## [EXERCISE INSTRUCTIONS]
In the entries that follow, find the word "webcheck" and report each line it is on.

----- DATASET ENTRIES

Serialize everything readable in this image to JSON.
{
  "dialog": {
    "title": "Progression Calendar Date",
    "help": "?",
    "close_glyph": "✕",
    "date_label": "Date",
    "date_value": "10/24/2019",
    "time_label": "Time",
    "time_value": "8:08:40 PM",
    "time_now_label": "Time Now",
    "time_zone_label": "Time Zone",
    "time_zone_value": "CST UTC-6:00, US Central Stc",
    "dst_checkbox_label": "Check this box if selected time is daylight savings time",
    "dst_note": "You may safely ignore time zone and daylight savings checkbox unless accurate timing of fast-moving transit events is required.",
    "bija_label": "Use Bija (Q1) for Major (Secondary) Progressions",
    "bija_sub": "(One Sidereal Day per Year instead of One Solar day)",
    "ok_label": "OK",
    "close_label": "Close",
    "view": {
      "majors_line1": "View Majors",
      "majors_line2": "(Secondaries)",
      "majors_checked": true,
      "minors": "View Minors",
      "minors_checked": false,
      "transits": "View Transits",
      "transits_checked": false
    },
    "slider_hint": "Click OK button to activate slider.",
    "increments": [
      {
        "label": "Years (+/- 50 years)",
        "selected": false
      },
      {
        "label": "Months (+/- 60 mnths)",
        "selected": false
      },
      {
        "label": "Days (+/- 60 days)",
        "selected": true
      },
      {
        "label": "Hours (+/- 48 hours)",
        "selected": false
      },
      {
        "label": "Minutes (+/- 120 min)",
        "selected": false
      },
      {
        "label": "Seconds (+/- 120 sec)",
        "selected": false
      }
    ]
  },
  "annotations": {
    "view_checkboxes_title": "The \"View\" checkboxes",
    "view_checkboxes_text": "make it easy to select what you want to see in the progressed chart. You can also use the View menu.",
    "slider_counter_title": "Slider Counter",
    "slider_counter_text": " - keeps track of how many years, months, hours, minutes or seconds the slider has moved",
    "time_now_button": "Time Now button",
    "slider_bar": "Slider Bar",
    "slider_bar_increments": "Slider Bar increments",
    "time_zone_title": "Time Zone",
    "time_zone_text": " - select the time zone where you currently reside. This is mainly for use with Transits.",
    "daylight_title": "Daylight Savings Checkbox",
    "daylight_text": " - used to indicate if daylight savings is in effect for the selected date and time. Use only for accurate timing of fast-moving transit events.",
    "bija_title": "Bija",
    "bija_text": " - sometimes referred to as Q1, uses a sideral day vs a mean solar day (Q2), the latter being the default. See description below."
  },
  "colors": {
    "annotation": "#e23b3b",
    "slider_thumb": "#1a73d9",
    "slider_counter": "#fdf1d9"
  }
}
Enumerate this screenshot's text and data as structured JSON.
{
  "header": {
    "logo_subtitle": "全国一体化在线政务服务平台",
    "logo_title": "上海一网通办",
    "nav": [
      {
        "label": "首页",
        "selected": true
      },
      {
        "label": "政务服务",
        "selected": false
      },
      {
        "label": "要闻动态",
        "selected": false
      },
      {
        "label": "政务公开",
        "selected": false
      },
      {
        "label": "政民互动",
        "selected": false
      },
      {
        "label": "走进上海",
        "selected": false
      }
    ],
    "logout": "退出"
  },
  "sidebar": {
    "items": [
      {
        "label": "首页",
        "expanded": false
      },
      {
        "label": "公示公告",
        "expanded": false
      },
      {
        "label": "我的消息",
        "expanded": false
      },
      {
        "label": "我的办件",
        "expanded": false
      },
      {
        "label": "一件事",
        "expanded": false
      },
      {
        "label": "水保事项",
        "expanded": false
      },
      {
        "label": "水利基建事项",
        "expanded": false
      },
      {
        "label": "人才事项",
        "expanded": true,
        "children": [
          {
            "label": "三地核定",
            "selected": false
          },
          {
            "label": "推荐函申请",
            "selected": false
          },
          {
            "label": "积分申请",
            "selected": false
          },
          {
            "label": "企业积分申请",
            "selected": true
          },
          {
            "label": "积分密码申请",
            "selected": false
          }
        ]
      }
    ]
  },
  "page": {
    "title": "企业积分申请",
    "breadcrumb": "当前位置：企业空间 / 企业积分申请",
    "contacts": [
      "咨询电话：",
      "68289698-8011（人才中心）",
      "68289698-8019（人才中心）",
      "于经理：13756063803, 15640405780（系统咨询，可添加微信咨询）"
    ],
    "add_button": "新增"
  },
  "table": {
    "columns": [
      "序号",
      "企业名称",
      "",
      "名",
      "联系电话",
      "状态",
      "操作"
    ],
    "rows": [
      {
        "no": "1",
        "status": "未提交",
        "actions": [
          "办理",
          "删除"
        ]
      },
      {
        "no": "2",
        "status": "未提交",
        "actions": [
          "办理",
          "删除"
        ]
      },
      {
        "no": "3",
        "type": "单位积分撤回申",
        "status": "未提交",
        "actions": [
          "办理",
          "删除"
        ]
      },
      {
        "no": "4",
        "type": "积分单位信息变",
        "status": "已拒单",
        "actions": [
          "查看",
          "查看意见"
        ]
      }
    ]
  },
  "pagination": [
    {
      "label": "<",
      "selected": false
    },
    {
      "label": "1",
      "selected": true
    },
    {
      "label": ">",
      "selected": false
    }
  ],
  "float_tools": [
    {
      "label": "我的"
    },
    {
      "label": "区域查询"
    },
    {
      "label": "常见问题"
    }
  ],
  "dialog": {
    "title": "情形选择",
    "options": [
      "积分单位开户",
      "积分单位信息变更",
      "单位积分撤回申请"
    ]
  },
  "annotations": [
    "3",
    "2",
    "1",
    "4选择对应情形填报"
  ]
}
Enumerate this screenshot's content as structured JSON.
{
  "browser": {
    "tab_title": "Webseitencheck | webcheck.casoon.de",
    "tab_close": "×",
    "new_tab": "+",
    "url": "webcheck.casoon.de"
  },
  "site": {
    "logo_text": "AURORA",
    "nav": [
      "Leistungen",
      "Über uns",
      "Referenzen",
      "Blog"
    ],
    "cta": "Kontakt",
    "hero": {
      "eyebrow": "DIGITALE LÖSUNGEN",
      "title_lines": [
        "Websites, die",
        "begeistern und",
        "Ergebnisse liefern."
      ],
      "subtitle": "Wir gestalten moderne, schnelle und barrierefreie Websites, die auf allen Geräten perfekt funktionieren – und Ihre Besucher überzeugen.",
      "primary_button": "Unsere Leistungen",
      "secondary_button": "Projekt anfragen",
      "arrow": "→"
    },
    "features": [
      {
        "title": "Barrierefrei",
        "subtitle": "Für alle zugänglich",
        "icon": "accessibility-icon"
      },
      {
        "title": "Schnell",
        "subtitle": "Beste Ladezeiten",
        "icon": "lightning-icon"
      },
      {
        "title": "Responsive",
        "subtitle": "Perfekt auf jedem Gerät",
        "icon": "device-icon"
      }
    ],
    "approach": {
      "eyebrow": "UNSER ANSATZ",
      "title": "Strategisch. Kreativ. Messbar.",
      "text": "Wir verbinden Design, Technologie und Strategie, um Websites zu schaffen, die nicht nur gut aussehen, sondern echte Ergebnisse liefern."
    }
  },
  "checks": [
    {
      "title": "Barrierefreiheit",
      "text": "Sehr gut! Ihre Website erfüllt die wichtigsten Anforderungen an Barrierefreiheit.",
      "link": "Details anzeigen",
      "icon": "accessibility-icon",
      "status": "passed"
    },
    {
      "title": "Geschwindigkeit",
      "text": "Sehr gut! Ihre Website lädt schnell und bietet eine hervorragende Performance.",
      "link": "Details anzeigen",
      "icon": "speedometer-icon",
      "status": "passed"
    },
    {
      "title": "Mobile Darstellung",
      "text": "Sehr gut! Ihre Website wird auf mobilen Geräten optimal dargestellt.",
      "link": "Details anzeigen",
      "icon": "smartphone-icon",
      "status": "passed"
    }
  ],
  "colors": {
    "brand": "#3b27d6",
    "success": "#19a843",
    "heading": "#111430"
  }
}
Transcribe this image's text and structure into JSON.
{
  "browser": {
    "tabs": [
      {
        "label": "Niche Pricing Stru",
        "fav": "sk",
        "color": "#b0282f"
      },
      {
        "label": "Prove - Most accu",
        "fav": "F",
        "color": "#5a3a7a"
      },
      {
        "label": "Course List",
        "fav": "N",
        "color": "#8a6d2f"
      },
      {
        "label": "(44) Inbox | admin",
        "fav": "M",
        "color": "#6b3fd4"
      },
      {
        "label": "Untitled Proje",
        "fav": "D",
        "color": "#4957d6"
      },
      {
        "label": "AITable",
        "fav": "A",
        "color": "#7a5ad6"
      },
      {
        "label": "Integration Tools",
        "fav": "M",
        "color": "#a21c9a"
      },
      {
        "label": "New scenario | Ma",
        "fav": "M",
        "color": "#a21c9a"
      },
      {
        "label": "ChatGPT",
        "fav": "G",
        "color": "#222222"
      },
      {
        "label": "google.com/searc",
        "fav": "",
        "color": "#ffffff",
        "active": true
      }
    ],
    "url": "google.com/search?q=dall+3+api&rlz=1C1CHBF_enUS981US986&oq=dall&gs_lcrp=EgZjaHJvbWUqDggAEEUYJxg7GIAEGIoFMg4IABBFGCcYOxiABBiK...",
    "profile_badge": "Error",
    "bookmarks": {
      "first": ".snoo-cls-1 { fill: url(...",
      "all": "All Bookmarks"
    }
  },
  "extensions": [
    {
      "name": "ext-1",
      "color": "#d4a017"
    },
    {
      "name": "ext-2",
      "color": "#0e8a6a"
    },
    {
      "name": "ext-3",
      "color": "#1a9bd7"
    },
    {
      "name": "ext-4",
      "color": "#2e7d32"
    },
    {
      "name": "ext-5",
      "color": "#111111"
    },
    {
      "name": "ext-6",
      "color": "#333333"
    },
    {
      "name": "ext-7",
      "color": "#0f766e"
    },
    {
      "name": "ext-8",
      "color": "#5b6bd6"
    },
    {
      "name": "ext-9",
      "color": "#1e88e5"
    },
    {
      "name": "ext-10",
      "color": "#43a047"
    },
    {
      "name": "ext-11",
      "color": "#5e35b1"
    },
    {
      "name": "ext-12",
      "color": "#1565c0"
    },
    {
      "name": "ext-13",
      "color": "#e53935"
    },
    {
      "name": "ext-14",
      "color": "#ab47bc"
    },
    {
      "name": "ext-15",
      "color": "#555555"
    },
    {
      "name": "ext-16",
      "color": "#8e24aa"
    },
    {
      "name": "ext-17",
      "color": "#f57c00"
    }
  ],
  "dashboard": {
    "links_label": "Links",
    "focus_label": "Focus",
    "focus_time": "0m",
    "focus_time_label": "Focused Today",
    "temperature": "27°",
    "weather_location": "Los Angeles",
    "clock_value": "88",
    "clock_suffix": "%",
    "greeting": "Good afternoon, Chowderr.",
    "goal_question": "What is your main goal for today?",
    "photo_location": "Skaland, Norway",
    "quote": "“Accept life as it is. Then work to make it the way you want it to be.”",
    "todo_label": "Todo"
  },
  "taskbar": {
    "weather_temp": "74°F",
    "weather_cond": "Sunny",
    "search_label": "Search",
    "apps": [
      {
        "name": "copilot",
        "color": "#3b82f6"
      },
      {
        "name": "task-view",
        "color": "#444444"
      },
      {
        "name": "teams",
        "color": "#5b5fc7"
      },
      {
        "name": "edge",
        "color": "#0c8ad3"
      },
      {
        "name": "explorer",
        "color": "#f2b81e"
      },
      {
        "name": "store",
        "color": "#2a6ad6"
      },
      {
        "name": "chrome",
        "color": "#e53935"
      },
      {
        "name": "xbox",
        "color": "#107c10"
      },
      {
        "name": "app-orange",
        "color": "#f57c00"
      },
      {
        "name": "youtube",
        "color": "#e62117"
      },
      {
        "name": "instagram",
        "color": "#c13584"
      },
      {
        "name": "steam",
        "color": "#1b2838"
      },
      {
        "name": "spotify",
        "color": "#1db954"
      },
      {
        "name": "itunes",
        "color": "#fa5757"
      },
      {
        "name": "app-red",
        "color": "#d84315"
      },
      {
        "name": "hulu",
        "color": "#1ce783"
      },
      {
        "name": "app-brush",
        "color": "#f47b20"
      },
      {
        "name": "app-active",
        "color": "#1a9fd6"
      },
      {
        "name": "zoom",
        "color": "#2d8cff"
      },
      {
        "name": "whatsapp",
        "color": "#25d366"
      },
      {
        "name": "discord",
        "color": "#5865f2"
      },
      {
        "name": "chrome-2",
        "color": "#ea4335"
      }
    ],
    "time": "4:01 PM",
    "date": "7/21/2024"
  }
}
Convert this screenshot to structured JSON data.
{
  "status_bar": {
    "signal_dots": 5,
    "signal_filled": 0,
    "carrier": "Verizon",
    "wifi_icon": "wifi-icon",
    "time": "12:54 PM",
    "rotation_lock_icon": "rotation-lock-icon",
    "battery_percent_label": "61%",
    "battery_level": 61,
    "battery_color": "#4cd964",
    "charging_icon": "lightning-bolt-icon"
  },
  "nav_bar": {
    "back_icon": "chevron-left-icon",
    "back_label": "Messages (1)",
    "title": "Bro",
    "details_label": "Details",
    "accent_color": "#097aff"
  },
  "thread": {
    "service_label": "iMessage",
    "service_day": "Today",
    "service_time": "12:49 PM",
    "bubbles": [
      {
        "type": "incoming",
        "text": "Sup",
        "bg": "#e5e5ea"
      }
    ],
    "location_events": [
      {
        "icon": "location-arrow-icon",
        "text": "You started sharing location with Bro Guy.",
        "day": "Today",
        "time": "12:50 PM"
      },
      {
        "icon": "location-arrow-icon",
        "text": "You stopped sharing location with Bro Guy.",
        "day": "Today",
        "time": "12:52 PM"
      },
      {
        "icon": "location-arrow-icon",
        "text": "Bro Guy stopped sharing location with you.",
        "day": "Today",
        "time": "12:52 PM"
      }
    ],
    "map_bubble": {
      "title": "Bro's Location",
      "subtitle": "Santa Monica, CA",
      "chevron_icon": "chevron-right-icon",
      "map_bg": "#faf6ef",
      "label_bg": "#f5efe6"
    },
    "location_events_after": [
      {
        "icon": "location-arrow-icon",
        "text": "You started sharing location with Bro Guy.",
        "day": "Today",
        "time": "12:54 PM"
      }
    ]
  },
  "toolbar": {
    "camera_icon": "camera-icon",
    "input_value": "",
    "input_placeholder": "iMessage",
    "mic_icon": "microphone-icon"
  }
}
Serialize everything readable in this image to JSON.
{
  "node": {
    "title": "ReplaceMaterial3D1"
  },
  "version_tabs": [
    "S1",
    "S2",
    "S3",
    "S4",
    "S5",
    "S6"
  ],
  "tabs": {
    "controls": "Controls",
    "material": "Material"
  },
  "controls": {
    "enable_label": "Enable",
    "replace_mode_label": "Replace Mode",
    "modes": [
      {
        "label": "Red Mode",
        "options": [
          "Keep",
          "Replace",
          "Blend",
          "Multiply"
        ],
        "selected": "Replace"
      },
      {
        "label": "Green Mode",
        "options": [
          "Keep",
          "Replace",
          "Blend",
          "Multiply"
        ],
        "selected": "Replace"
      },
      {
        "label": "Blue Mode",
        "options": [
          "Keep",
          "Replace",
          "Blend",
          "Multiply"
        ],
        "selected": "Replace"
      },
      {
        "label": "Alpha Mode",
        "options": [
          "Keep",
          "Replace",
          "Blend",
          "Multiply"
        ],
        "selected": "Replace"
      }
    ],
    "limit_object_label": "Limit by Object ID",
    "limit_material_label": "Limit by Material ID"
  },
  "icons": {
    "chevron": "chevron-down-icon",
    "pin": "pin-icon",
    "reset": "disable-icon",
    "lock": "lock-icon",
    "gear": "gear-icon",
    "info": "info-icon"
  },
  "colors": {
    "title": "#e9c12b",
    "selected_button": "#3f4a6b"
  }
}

----------

## [SOLUTION TO THIS EXERCISE]
    "tab_title": "Webseitencheck | webcheck.casoon.de",
    "url": "webcheck.casoon.de"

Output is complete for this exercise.